• [Work instructions]: Quote every line of the material beneath this one.

------ Data extract ------

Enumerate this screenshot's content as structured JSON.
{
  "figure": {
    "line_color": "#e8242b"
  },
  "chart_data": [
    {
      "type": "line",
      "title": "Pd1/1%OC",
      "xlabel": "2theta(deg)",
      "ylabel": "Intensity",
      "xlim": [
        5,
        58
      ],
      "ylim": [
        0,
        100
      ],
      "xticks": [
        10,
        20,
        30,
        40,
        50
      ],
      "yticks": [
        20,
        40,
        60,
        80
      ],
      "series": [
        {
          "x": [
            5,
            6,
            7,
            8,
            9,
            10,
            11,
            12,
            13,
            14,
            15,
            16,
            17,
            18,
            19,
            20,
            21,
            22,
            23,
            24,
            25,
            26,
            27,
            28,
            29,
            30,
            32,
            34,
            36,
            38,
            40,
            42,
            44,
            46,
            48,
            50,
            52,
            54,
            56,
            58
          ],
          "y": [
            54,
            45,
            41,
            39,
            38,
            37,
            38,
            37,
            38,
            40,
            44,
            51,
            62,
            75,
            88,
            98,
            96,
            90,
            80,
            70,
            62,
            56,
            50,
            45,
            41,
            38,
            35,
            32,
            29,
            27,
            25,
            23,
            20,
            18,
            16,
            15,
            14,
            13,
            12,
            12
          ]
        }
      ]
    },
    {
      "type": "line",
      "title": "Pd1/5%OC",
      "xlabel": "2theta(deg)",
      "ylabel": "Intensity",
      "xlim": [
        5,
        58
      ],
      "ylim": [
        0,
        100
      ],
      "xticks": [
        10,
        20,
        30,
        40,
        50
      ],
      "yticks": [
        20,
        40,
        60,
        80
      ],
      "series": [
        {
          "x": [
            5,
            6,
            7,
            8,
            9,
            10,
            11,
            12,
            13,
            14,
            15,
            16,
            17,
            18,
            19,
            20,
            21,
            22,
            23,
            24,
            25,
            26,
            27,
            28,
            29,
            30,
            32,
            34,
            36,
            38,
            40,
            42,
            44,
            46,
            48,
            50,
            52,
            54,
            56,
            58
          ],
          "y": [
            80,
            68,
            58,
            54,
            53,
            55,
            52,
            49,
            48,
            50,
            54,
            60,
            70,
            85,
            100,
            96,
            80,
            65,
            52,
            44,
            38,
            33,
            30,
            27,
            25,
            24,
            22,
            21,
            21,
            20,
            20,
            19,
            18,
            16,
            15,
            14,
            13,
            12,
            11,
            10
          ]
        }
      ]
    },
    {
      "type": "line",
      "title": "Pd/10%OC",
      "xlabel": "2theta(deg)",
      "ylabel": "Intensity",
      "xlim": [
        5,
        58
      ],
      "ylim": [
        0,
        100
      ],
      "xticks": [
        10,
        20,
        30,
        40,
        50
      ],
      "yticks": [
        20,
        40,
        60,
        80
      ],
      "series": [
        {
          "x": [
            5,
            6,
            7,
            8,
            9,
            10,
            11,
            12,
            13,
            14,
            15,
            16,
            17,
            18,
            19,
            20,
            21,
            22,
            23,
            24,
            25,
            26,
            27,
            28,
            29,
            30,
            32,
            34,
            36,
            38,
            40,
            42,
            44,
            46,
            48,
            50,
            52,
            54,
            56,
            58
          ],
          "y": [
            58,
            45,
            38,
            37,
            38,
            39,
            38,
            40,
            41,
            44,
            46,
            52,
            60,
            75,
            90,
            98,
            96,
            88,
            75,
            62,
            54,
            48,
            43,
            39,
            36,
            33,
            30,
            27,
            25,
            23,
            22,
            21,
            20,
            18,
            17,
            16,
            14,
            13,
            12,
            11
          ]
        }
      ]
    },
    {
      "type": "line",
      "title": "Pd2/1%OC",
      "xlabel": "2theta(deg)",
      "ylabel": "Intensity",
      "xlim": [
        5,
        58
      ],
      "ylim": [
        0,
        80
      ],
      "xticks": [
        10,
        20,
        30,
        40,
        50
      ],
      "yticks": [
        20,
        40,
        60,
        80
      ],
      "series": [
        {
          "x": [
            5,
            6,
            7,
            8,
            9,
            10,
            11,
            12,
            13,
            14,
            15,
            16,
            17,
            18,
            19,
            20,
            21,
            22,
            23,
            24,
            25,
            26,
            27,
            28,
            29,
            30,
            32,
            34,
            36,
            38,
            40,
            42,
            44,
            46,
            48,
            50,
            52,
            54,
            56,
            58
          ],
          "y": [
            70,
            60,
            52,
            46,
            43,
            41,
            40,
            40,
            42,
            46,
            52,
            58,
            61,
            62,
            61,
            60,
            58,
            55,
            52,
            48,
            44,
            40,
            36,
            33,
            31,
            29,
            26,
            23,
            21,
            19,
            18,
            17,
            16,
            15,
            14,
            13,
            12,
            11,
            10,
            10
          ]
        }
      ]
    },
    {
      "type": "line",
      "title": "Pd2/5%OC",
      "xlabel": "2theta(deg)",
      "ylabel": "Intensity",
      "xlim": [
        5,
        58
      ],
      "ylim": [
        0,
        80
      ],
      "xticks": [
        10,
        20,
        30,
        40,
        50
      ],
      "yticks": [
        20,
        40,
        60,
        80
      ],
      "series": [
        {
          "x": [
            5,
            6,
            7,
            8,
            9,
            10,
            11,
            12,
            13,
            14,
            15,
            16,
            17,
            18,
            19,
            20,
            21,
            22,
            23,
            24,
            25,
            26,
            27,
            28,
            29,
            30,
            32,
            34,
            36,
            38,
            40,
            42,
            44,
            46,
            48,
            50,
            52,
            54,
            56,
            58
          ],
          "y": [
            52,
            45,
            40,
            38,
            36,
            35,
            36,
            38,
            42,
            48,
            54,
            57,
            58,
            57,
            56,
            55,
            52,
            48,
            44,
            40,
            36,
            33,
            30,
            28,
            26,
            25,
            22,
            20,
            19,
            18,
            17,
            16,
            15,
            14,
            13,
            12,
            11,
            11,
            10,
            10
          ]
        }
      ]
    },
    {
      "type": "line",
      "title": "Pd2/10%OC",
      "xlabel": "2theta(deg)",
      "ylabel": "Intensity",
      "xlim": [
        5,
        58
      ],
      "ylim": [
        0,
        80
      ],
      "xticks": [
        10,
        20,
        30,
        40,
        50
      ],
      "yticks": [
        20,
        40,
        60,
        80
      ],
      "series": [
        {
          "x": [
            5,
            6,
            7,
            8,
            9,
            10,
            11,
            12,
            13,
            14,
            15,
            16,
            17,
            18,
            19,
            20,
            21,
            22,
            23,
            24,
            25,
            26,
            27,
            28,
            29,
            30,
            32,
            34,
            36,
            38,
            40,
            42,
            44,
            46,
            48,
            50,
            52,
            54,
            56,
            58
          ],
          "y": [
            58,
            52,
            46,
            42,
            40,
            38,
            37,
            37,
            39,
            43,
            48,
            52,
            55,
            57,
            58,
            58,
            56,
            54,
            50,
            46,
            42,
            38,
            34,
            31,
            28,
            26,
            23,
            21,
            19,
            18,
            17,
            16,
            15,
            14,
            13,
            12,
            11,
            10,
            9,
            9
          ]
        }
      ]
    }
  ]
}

------

• [The solution]:
Enumerate this screenshot's content as structured JSON.
{
  "figure": {
    "line_color": "#e8242b"
  },
  "chart_data": [
    {
      "type": "line",
      "title": "Pd1/1%OC",
      "xlabel": "2theta(deg)",
      "ylabel": "Intensity",
      "xlim": [
        5,
        58
      ],
      "ylim": [
        0,
        100
      ],
      "xticks": [
        10,
        20,
        30,
        40,
        50
      ],
      "yticks": [
        20,
        40,
        60,
        80
      ],
      "series": [
        {
          "x": [
            5,
            6,
            7,
            8,
            9,
            10,
            11,
            12,
            13,
            14,
            15,
            16,
            17,
            18,
            19,
            20,
            21,
            22,
            23,
            24,
            25,
            26,
            27,
            28,
            29,
            30,
            32,
            34,
            36,
            38,
            40,
            42,
            44,
            46,
            48,
            50,
            52,
            54,
            56,
            58
          ],
          "y": [
            54,
            45,
            41,
            39,
            38,
            37,
            38,
            37,
            38,
            40,
            44,
            51,
            62,
            75,
            88,
            98,
            96,
            90,
            80,
            70,
            62,
            56,
            50,
            45,
            41,
            38,
            35,
            32,
            29,
            27,
            25,
            23,
            20,
            18,
            16,
            15,
            14,
            13,
            12,
            12
          ]
        }
      ]
    },
    {
      "type": "line",
      "title": "Pd1/5%OC",
      "xlabel": "2theta(deg)",
      "ylabel": "Intensity",
      "xlim": [
        5,
        58
      ],
      "ylim": [
        0,
        100
      ],
      "xticks": [
        10,
        20,
        30,
        40,
        50
      ],
      "yticks": [
        20,
        40,
        60,
        80
      ],
      "series": [
        {
          "x": [
            5,
            6,
            7,
            8,
            9,
            10,
            11,
            12,
            13,
            14,
            15,
            16,
            17,
            18,
            19,
            20,
            21,
            22,
            23,
            24,
            25,
            26,
            27,
            28,
            29,
            30,
            32,
            34,
            36,
            38,
            40,
            42,
            44,
            46,
            48,
            50,
            52,
            54,
            56,
            58
          ],
          "y": [
            80,
            68,
            58,
            54,
            53,
            55,
            52,
            49,
            48,
            50,
            54,
            60,
            70,
            85,
            100,
            96,
            80,
            65,
            52,
            44,
            38,
            33,
            30,
            27,
            25,
            24,
            22,
            21,
            21,
            20,
            20,
            19,
            18,
            16,
            15,
            14,
            13,
            12,
            11,
            10
          ]
        }
      ]
    },
    {
      "type": "line",
      "title": "Pd/10%OC",
      "xlabel": "2theta(deg)",
      "ylabel": "Intensity",
      "xlim": [
        5,
        58
      ],
      "ylim": [
        0,
        100
      ],
      "xticks": [
        10,
        20,
        30,
        40,
        50
      ],
      "yticks": [
        20,
        40,
        60,
        80
      ],
      "series": [
        {
          "x": [
            5,
            6,
            7,
            8,
            9,
            10,
            11,
            12,
            13,
            14,
            15,
            16,
            17,
            18,
            19,
            20,
            21,
            22,
            23,
            24,
            25,
            26,
            27,
            28,
            29,
            30,
            32,
            34,
            36,
            38,
            40,
            42,
            44,
            46,
            48,
            50,
            52,
            54,
            56,
            58
          ],
          "y": [
            58,
            45,
            38,
            37,
            38,
            39,
            38,
            40,
            41,
            44,
            46,
            52,
            60,
            75,
            90,
            98,
            96,
            88,
            75,
            62,
            54,
            48,
            43,
            39,
            36,
            33,
            30,
            27,
            25,
            23,
            22,
            21,
            20,
            18,
            17,
            16,
            14,
            13,
            12,
            11
          ]
        }
      ]
    },
    {
      "type": "line",
      "title": "Pd2/1%OC",
      "xlabel": "2theta(deg)",
      "ylabel": "Intensity",
      "xlim": [
        5,
        58
      ],
      "ylim": [
        0,
        80
      ],
      "xticks": [
        10,
        20,
        30,
        40,
        50
      ],
      "yticks": [
        20,
        40,
        60,
        80
      ],
      "series": [
        {
          "x": [
            5,
            6,
            7,
            8,
            9,
            10,
            11,
            12,
            13,
            14,
            15,
            16,
            17,
            18,
            19,
            20,
            21,
            22,
            23,
            24,
            25,
            26,
            27,
            28,
            29,
            30,
            32,
            34,
            36,
            38,
            40,
            42,
            44,
            46,
            48,
            50,
            52,
            54,
            56,
            58
          ],
          "y": [
            70,
            60,
            52,
            46,
            43,
            41,
            40,
            40,
            42,
            46,
            52,
            58,
            61,
            62,
            61,
            60,
            58,
            55,
            52,
            48,
            44,
            40,
            36,
            33,
            31,
            29,
            26,
            23,
            21,
            19,
            18,
            17,
            16,
            15,
            14,
            13,
            12,
            11,
            10,
            10
          ]
        }
      ]
    },
    {
      "type": "line",
      "title": "Pd2/5%OC",
      "xlabel": "2theta(deg)",
      "ylabel": "Intensity",
      "xlim": [
        5,
        58
      ],
      "ylim": [
        0,
        80
      ],
      "xticks": [
        10,
        20,
        30,
        40,
        50
      ],
      "yticks": [
        20,
        40,
        60,
        80
      ],
      "series": [
        {
          "x": [
            5,
            6,
            7,
            8,
            9,
            10,
            11,
            12,
            13,
            14,
            15,
            16,
            17,
            18,
            19,
            20,
            21,
            22,
            23,
            24,
            25,
            26,
            27,
            28,
            29,
            30,
            32,
            34,
            36,
            38,
            40,
            42,
            44,
            46,
            48,
            50,
            52,
            54,
            56,
            58
          ],
          "y": [
            52,
            45,
            40,
            38,
            36,
            35,
            36,
            38,
            42,
            48,
            54,
            57,
            58,
            57,
            56,
            55,
            52,
            48,
            44,
            40,
            36,
            33,
            30,
            28,
            26,
            25,
            22,
            20,
            19,
            18,
            17,
            16,
            15,
            14,
            13,
            12,
            11,
            11,
            10,
            10
          ]
        }
      ]
    },
    {
      "type": "line",
      "title": "Pd2/10%OC",
      "xlabel": "2theta(deg)",
      "ylabel": "Intensity",
      "xlim": [
        5,
        58
      ],
      "ylim": [
        0,
        80
      ],
      "xticks": [
        10,
        20,
        30,
        40,
        50
      ],
      "yticks": [
        20,
        40,
        60,
        80
      ],
      "series": [
        {
          "x": [
            5,
            6,
            7,
            8,
            9,
            10,
            11,
            12,
            13,
            14,
            15,
            16,
            17,
            18,
            19,
            20,
            21,
            22,
            23,
            24,
            25,
            26,
            27,
            28,
            29,
            30,
            32,
            34,
            36,
            38,
            40,
            42,
            44,
            46,
            48,
            50,
            52,
            54,
            56,
            58
          ],
          "y": [
            58,
            52,
            46,
            42,
            40,
            38,
            37,
            37,
            39,
            43,
            48,
            52,
            55,
            57,
            58,
            58,
            56,
            54,
            50,
            46,
            42,
            38,
            34,
            31,
            28,
            26,
            23,
            21,
            19,
            18,
            17,
            16,
            15,
            14,
            13,
            12,
            11,
            10,
            9,
            9
          ]
        }
      ]
    }
  ]
}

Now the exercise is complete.